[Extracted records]
○ ○ ○ ○ ○ ○ ○

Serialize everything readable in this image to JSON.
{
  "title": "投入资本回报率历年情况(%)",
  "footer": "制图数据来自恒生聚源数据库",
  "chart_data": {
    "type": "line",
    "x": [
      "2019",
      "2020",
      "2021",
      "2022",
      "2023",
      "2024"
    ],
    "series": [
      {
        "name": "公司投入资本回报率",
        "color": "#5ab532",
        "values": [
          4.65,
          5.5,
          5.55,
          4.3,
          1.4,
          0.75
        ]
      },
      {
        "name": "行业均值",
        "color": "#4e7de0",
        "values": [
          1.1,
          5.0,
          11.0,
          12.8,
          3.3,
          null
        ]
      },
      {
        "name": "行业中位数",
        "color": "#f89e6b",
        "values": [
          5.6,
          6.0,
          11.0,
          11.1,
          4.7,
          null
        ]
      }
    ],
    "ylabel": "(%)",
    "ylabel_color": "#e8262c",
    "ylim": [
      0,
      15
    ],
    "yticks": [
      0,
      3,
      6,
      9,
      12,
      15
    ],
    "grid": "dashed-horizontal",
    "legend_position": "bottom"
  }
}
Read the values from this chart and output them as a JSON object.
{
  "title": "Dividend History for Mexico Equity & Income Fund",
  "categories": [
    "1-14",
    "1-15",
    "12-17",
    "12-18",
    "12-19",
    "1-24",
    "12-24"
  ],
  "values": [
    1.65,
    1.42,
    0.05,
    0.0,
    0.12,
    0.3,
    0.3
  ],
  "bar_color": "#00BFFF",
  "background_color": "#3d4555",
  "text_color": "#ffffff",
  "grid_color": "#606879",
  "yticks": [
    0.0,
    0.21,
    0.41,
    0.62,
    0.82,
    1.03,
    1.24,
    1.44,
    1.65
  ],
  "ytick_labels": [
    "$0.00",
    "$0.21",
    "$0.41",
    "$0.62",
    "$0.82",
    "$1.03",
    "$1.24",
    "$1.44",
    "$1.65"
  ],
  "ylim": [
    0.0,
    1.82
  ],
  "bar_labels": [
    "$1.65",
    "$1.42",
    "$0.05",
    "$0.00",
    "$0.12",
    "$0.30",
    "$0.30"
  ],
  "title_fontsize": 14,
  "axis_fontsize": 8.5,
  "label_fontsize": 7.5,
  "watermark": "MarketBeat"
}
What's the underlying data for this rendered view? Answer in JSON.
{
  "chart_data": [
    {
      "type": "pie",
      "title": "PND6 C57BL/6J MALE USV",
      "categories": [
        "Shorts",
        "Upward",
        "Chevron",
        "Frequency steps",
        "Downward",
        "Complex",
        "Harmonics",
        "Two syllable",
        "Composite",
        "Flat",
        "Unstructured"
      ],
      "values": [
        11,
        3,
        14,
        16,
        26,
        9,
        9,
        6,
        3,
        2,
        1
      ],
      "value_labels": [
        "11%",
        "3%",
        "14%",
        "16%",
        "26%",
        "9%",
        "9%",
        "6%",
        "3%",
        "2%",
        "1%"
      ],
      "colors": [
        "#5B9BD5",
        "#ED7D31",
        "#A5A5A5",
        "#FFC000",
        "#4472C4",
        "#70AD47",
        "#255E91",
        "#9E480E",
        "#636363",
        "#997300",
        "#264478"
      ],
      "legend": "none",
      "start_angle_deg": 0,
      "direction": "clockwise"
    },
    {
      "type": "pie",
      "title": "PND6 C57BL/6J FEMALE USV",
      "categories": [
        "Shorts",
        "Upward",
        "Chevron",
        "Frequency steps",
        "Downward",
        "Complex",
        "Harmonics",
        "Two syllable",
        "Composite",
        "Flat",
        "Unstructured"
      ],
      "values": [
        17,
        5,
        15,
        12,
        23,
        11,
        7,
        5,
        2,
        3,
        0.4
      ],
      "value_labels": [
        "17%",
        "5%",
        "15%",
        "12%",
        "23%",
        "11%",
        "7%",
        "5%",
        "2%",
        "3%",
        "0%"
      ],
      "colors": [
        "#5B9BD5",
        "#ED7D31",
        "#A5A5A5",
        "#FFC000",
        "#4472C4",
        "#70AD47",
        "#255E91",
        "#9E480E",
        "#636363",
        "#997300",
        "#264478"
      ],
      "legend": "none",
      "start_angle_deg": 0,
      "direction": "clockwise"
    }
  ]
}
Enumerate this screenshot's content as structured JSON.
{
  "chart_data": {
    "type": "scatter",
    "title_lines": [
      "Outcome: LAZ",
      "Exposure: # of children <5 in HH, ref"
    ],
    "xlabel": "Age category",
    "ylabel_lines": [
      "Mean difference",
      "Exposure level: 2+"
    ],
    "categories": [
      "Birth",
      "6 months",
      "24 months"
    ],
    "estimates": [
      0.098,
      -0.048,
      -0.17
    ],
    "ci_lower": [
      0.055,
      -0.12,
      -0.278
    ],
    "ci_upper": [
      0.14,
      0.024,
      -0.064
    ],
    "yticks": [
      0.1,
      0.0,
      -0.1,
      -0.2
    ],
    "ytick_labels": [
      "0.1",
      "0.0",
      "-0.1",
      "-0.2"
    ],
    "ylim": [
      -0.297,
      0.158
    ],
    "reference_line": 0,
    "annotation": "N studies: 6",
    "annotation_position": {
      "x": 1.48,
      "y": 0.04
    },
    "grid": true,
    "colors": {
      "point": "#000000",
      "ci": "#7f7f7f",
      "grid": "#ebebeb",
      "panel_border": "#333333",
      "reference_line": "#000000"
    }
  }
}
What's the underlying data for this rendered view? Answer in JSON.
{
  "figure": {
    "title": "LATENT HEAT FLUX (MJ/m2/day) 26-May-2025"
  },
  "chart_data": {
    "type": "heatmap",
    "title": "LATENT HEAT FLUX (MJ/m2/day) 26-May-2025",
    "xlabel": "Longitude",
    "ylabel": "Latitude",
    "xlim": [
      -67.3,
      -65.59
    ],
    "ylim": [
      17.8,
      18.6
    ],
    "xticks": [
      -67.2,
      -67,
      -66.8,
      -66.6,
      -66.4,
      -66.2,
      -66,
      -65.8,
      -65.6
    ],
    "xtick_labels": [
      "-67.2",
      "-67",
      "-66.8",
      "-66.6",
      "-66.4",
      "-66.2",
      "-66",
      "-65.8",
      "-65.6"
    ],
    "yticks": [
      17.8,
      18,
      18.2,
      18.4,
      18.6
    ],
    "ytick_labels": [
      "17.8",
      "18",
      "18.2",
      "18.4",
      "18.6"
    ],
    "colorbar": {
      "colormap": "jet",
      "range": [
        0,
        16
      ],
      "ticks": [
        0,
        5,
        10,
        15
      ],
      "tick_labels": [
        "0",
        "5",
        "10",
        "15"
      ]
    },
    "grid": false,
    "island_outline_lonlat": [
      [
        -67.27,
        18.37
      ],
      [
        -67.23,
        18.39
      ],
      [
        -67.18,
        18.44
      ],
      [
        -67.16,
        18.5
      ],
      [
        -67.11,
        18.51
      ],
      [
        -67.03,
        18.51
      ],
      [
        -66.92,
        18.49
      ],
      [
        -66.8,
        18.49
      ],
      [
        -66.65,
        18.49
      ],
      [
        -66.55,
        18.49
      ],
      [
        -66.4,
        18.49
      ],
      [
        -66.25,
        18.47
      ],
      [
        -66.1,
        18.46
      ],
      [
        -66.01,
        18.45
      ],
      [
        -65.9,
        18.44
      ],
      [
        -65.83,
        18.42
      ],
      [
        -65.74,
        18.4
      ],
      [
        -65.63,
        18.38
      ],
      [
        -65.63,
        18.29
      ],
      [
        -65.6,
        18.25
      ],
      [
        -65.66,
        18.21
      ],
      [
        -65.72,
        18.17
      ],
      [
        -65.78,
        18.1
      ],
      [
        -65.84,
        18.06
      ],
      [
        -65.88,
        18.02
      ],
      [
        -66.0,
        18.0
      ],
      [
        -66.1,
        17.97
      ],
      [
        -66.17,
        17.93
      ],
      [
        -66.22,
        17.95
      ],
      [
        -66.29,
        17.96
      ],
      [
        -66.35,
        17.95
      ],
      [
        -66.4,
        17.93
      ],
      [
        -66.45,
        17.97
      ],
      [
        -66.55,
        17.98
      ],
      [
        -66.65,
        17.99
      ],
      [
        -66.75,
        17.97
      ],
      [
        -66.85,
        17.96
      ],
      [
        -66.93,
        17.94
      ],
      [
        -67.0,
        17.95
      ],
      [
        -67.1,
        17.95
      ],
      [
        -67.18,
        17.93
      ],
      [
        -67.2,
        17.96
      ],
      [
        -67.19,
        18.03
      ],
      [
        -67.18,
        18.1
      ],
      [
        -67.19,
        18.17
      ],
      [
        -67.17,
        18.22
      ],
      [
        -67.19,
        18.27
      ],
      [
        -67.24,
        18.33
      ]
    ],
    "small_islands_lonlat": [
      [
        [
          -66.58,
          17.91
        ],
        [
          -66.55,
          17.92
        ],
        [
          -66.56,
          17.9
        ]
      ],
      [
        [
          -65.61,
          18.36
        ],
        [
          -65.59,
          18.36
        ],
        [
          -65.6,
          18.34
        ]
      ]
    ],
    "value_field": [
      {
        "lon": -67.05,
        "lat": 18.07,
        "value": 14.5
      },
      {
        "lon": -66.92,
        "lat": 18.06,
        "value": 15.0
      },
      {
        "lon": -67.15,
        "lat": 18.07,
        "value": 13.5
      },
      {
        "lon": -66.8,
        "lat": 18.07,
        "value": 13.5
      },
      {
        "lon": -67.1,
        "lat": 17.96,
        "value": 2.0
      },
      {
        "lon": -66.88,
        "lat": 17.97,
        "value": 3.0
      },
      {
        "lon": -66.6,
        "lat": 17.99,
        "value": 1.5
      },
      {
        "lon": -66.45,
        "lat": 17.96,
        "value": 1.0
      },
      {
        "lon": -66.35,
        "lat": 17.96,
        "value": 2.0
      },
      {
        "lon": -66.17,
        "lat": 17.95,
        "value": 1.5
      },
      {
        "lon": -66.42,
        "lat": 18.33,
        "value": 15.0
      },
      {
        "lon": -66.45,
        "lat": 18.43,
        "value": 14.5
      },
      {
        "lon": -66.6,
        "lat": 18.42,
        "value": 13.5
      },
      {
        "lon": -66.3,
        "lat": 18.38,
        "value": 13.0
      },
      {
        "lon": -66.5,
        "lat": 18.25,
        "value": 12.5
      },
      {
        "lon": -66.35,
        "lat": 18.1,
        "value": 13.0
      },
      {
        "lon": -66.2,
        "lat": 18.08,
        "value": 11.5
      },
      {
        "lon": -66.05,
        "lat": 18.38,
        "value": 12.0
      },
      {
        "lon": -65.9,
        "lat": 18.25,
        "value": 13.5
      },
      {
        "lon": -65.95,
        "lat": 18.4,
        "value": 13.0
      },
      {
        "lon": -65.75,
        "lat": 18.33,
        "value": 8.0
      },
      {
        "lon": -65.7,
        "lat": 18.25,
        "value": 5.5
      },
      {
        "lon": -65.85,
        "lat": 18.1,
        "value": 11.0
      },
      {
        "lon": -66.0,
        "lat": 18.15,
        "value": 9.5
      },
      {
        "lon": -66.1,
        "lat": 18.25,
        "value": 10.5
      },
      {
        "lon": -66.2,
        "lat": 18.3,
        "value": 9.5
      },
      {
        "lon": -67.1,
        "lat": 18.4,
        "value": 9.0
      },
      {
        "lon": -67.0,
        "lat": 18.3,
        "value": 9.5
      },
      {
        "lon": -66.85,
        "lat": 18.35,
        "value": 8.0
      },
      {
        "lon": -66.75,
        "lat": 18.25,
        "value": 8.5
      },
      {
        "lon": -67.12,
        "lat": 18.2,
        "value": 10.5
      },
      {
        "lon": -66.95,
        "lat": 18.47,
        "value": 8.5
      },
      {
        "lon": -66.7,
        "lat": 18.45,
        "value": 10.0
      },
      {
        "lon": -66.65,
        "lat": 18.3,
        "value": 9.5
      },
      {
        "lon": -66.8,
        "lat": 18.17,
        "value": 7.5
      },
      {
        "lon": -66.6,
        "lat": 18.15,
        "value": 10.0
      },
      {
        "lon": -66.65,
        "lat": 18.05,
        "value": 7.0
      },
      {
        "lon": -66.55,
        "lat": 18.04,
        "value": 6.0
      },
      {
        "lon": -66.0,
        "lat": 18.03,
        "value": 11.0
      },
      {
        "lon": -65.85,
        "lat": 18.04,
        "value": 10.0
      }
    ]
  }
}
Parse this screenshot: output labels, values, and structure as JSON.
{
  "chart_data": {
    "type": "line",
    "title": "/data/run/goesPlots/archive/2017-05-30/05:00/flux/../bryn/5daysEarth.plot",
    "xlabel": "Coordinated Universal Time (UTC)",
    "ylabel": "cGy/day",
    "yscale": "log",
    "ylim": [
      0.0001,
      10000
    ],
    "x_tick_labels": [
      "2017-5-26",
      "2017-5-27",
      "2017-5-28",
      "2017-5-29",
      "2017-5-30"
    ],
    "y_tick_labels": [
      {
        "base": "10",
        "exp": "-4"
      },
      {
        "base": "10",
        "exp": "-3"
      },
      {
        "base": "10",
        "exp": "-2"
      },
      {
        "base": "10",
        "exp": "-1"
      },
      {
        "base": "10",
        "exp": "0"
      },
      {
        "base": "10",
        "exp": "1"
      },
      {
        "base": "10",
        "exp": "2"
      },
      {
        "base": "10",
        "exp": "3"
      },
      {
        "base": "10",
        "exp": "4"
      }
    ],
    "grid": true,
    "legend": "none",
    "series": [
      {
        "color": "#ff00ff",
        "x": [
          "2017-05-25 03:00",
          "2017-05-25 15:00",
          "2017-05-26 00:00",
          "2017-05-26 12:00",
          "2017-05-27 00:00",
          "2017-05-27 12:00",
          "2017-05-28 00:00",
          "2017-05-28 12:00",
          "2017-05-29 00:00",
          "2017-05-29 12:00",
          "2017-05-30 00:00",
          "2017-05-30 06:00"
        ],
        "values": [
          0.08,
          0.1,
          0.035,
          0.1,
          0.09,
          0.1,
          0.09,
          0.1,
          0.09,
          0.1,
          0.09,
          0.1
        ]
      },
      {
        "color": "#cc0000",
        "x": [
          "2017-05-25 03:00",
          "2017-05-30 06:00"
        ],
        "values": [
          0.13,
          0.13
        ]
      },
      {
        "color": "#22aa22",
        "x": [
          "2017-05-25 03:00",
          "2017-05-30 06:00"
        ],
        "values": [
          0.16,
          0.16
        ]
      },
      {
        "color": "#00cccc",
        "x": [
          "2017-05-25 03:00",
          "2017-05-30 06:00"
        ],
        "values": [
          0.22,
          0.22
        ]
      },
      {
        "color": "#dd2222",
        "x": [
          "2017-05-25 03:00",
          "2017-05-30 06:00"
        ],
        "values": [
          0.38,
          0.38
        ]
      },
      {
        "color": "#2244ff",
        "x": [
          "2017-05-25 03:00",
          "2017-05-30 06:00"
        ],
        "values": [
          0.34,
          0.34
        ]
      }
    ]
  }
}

○ ○ ○ ○ ○ ○ ○

PROBLEM DETAILS: Say the number of lines in the listing that hold "JSON", with no added words.

RESPONSE TO THE TASK: 6